# Given exercise
In the data below, find every line that has the string "AppManagerDataExporter", and copy it.

# Dataset records
--- BEGIN ---
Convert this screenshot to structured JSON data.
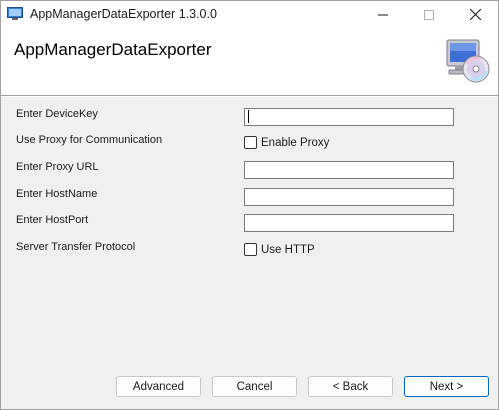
{
  "window": {
    "title": "AppManagerDataExporter 1.3.0.0"
  },
  "banner": {
    "title": "AppManagerDataExporter",
    "icon": "computer-cd-icon"
  },
  "form": {
    "device_key": {
      "label": "Enter DeviceKey",
      "value": ""
    },
    "use_proxy": {
      "label": "Use Proxy for Communication",
      "checkbox_label": "Enable Proxy",
      "checked": false
    },
    "proxy_url": {
      "label": "Enter Proxy URL",
      "value": ""
    },
    "host_name": {
      "label": "Enter HostName",
      "value": ""
    },
    "host_port": {
      "label": "Enter HostPort",
      "value": ""
    },
    "protocol": {
      "label": "Server Transfer Protocol",
      "checkbox_label": "Use HTTP",
      "checked": false
    }
  },
  "buttons": {
    "advanced": "Advanced",
    "cancel": "Cancel",
    "back": "< Back",
    "next": "Next >"
  },
  "colors": {
    "accent": "#0067c0"
  }
}
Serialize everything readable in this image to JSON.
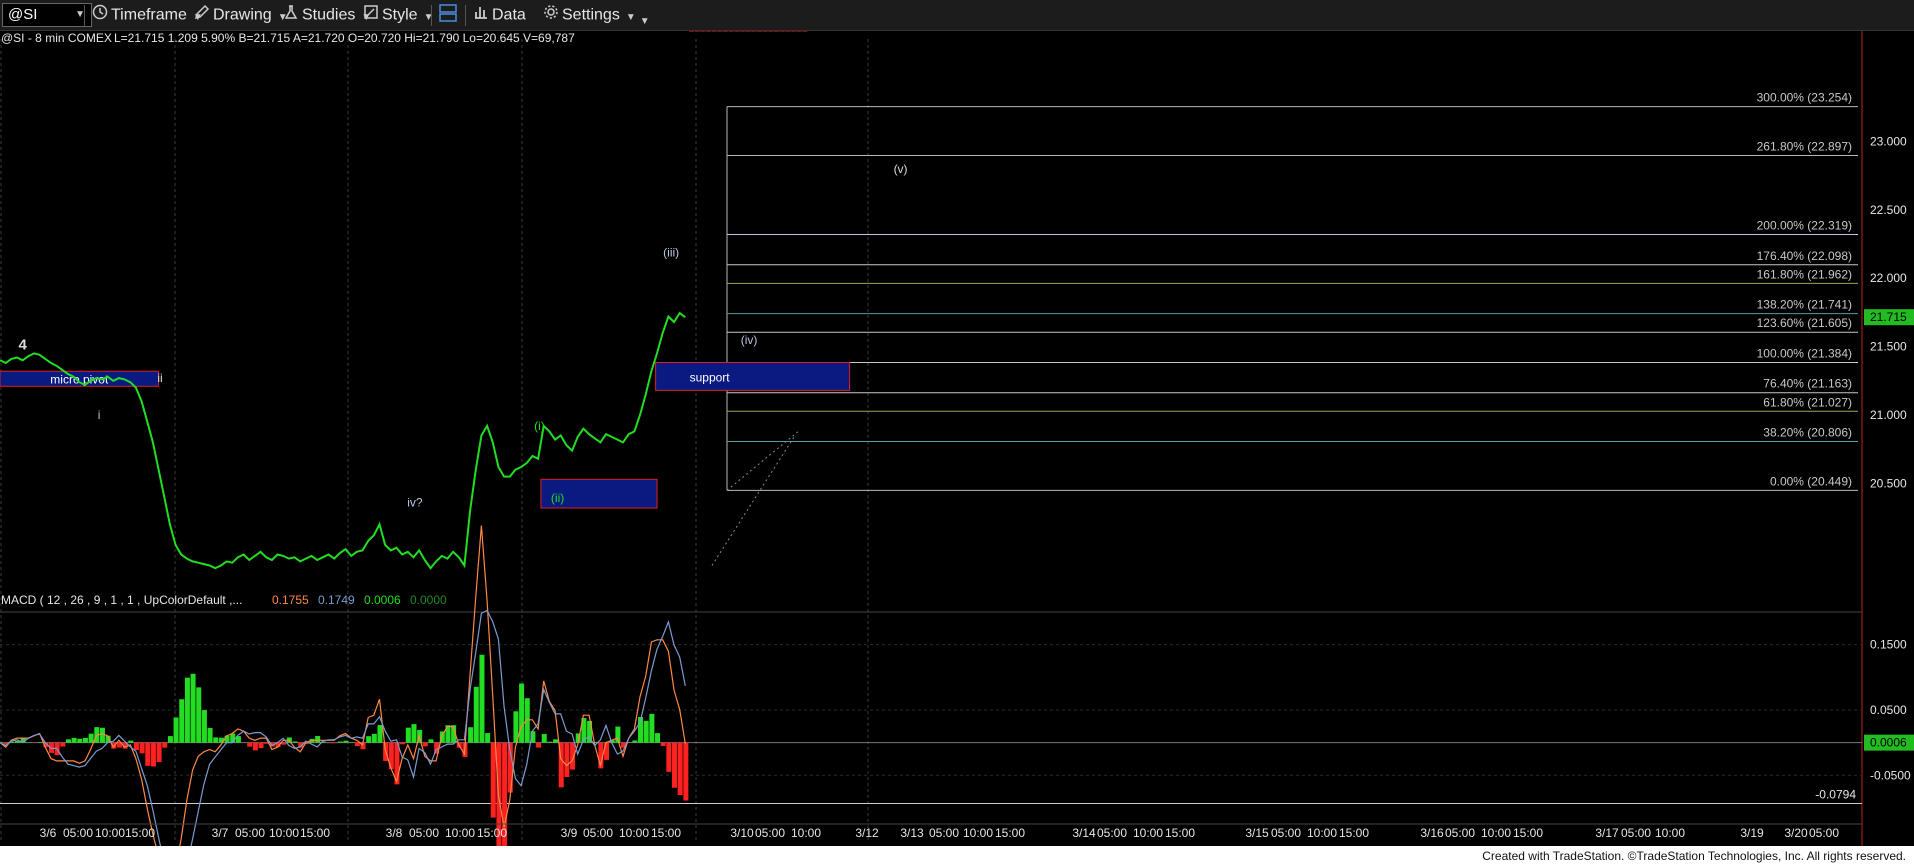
{
  "toolbar": {
    "symbol": "@SI",
    "timeframe_label": "Timeframe",
    "drawing_label": "Drawing",
    "studies_label": "Studies",
    "style_label": "Style",
    "data_label": "Data",
    "settings_label": "Settings"
  },
  "footer": {
    "credit": "Created with TradeStation. ©TradeStation Technologies, Inc. All rights reserved."
  },
  "chart_data": {
    "type": "line",
    "header": {
      "symbol": "@SI - 8 min  COMEX",
      "quote": "L=21.715  1.209  5.90%  B=21.715  A=21.720  O=20.720  Hi=21.790  Lo=20.645  V=69,787"
    },
    "last_price": 21.715,
    "price_ylim": [
      19.75,
      23.5
    ],
    "price_ticks": [
      20.5,
      21.0,
      21.5,
      22.0,
      22.5,
      23.0
    ],
    "price_tick_labels": [
      "20.500",
      "21.000",
      "21.500",
      "22.000",
      "22.500",
      "23.000"
    ],
    "last_price_label": "21.715",
    "x_tick_labels": [
      "3/6",
      "05:00",
      "10:00",
      "15:00",
      "3/7",
      "05:00",
      "10:00",
      "15:00",
      "3/8",
      "05:00",
      "10:00",
      "15:00",
      "3/9",
      "05:00",
      "10:00",
      "15:00",
      "3/10",
      "05:00",
      "10:00",
      "3/12",
      "3/13",
      "05:00",
      "10:00",
      "15:00",
      "3/14",
      "05:00",
      "10:00",
      "15:00",
      "3/15",
      "05:00",
      "10:00",
      "15:00",
      "3/16",
      "05:00",
      "10:00",
      "15:00",
      "3/17",
      "05:00",
      "10:00",
      "3/19",
      "3/20",
      "05:00"
    ],
    "price_series": {
      "color": "#22dd22",
      "x": [
        0,
        0.4,
        0.8,
        1.2,
        1.6,
        2.0,
        2.4,
        2.8,
        3.2,
        3.6,
        4.0,
        4.4,
        4.8,
        5.2,
        5.6,
        6.0,
        6.4,
        6.8,
        7.2,
        7.6,
        8.0,
        8.4,
        8.8,
        9.2,
        9.6,
        10.0,
        10.4,
        10.8,
        11.2,
        11.6,
        12.0,
        12.4,
        12.8,
        13.2,
        13.6,
        14.0,
        14.4,
        14.8,
        15.2,
        15.6,
        16.0,
        16.4,
        16.8,
        17.2,
        17.6,
        18.0,
        18.4,
        18.8,
        19.2,
        19.6,
        20.0,
        20.4,
        20.8,
        21.2,
        21.6,
        22.0,
        22.4,
        22.8,
        23.2,
        23.6,
        24.0,
        24.4,
        24.8,
        25.2,
        25.6,
        26.0,
        26.4,
        26.8,
        27.2,
        27.6,
        28.0,
        28.4,
        28.8,
        29.2,
        29.6,
        30.0,
        30.4,
        30.8,
        31.2,
        31.6,
        32.0,
        32.4,
        32.8,
        33.2,
        33.6,
        34.0,
        34.4,
        34.8,
        35.2,
        35.6,
        36.0,
        36.4,
        36.8,
        37.2,
        37.6,
        38.0,
        38.4,
        38.8,
        39.2,
        39.6,
        40.0,
        40.4,
        40.8,
        41.2,
        41.6,
        42.0,
        42.4,
        42.8,
        43.2,
        43.6,
        44.0,
        44.4,
        44.8,
        45.2,
        45.6,
        46.0,
        46.4,
        46.8,
        47.2,
        47.6,
        48.0,
        48.4,
        48.8,
        49.2,
        49.6,
        50.0,
        50.4,
        50.8,
        51.2,
        51.6,
        52.0,
        52.4,
        52.8,
        53.2,
        53.6,
        54.0,
        54.4,
        54.8,
        55.2,
        55.6,
        56.0,
        56.4,
        56.8
      ],
      "y": [
        21.4,
        21.38,
        21.41,
        21.42,
        21.4,
        21.43,
        21.45,
        21.44,
        21.41,
        21.38,
        21.36,
        21.33,
        21.3,
        21.28,
        21.24,
        21.22,
        21.25,
        21.27,
        21.26,
        21.28,
        21.25,
        21.27,
        21.26,
        21.24,
        21.2,
        21.1,
        20.95,
        20.8,
        20.6,
        20.4,
        20.2,
        20.05,
        19.98,
        19.95,
        19.93,
        19.92,
        19.91,
        19.9,
        19.88,
        19.9,
        19.93,
        19.92,
        19.96,
        19.98,
        19.94,
        19.97,
        20.0,
        19.96,
        19.94,
        19.98,
        19.97,
        19.95,
        19.96,
        19.93,
        19.95,
        19.97,
        19.94,
        19.96,
        19.98,
        19.95,
        19.99,
        20.02,
        19.97,
        20.0,
        20.01,
        20.08,
        20.12,
        20.2,
        20.05,
        20.01,
        20.03,
        19.98,
        20.0,
        19.96,
        20.01,
        19.94,
        19.88,
        19.93,
        19.97,
        19.95,
        20.0,
        19.96,
        19.9,
        20.3,
        20.6,
        20.85,
        20.92,
        20.8,
        20.62,
        20.55,
        20.55,
        20.6,
        20.62,
        20.65,
        20.7,
        20.68,
        20.92,
        20.88,
        20.82,
        20.85,
        20.78,
        20.74,
        20.84,
        20.9,
        20.86,
        20.83,
        20.8,
        20.86,
        20.84,
        20.82,
        20.8,
        20.86,
        20.88,
        21.0,
        21.15,
        21.32,
        21.45,
        21.6,
        21.72,
        21.68,
        21.745,
        21.715
      ]
    },
    "fib_levels": [
      {
        "label": "300.00% (23.254)",
        "price": 23.254,
        "color": "#b8b8b8"
      },
      {
        "label": "261.80% (22.897)",
        "price": 22.897,
        "color": "#b8b8b8"
      },
      {
        "label": "200.00% (22.319)",
        "price": 22.319,
        "color": "#b8c6e0"
      },
      {
        "label": "176.40% (22.098)",
        "price": 22.098,
        "color": "#c8c8c8"
      },
      {
        "label": "161.80% (21.962)",
        "price": 21.962,
        "color": "#a6a05a"
      },
      {
        "label": "138.20% (21.741)",
        "price": 21.741,
        "color": "#5a9aa0"
      },
      {
        "label": "123.60% (21.605)",
        "price": 21.605,
        "color": "#c8c8c8"
      },
      {
        "label": "100.00% (21.384)",
        "price": 21.384,
        "color": "#c8c8c8"
      },
      {
        "label": "76.40% (21.163)",
        "price": 21.163,
        "color": "#c8c8c8"
      },
      {
        "label": "61.80% (21.027)",
        "price": 21.027,
        "color": "#a6a05a"
      },
      {
        "label": "38.20% (20.806)",
        "price": 20.806,
        "color": "#5a9aa0"
      },
      {
        "label": "0.00% (20.449)",
        "price": 20.449,
        "color": "#b8b8b8"
      }
    ],
    "zones": [
      {
        "label": "micro pivot",
        "x0": 0,
        "x1": 11.2,
        "p_top": 21.32,
        "p_bot": 21.21
      },
      {
        "label": "support",
        "x0": 46.3,
        "x1": 60.0,
        "p_top": 21.384,
        "p_bot": 21.18
      },
      {
        "label": "(ii)",
        "x0": 38.2,
        "x1": 46.4,
        "p_top": 20.53,
        "p_bot": 20.32
      }
    ],
    "wave_labels": [
      {
        "text": "4",
        "x": 1.6,
        "price": 21.48,
        "color": "#dddddd"
      },
      {
        "text": "i",
        "x": 7.0,
        "price": 20.97,
        "color": "#b8c6e0"
      },
      {
        "text": "ii",
        "x": 11.3,
        "price": 21.24,
        "color": "#dddddd"
      },
      {
        "text": "iv?",
        "x": 29.3,
        "price": 20.33,
        "color": "#b8c6e0"
      },
      {
        "text": "(i)",
        "x": 38.1,
        "price": 20.89,
        "color": "#22dd22"
      },
      {
        "text": "(iii)",
        "x": 47.4,
        "price": 22.16,
        "color": "#b8c6e0"
      },
      {
        "text": "(iv)",
        "x": 52.9,
        "price": 21.52,
        "color": "#b8c6e0"
      },
      {
        "text": "(v)",
        "x": 63.6,
        "price": 22.77,
        "color": "#dddddd"
      }
    ],
    "macd": {
      "header": "MACD ( 12 , 26 , 9 , 1 , 1 , UpColorDefault ,...",
      "values": [
        "0.1755",
        "0.1749",
        "0.0006",
        "0.0000"
      ],
      "value_colors": [
        "#ff8844",
        "#7a9ad0",
        "#22dd22",
        "#228822"
      ],
      "ylim": [
        -0.12,
        0.2
      ],
      "ticks": [
        0.15,
        0.05,
        -0.05
      ],
      "tick_labels": [
        "0.1500",
        "0.0500",
        "-0.0500"
      ],
      "marker_label": "-0.0794",
      "marker_value": -0.0794,
      "current_label": "0.0006"
    }
  }
}
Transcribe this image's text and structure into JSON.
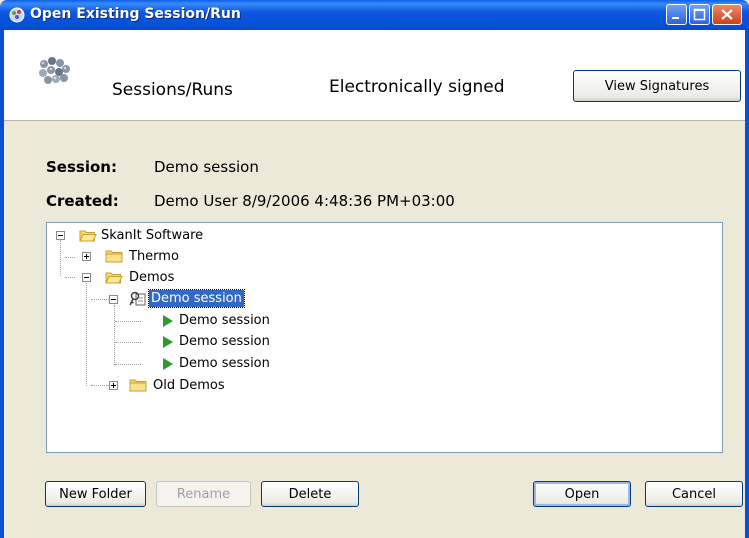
{
  "window": {
    "title": "Open Existing Session/Run"
  },
  "header": {
    "sessions_label": "Sessions/Runs",
    "signed_label": "Electronically signed",
    "view_signatures": "View Signatures"
  },
  "info": {
    "session_label": "Session:",
    "session_value": "Demo session",
    "created_label": "Created:",
    "created_value": "Demo User  8/9/2006 4:48:36 PM+03:00"
  },
  "tree": {
    "root": "SkanIt Software",
    "thermo": "Thermo",
    "demos": "Demos",
    "demo_session": "Demo session",
    "runs": [
      "Demo session",
      "Demo session",
      "Demo session"
    ],
    "old_demos": "Old Demos"
  },
  "buttons": {
    "new_folder": "New Folder",
    "rename": "Rename",
    "delete": "Delete",
    "open": "Open",
    "cancel": "Cancel"
  },
  "colors": {
    "title_bar": "#0A5FE8",
    "dialog_bg": "#ECE9D8",
    "selection": "#316AC5",
    "run_icon": "#2E9A2E"
  }
}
--- END ---
# Result of this task
    "title": "AppManagerDataExporter 1.3.0.0"
    "title": "AppManagerDataExporter",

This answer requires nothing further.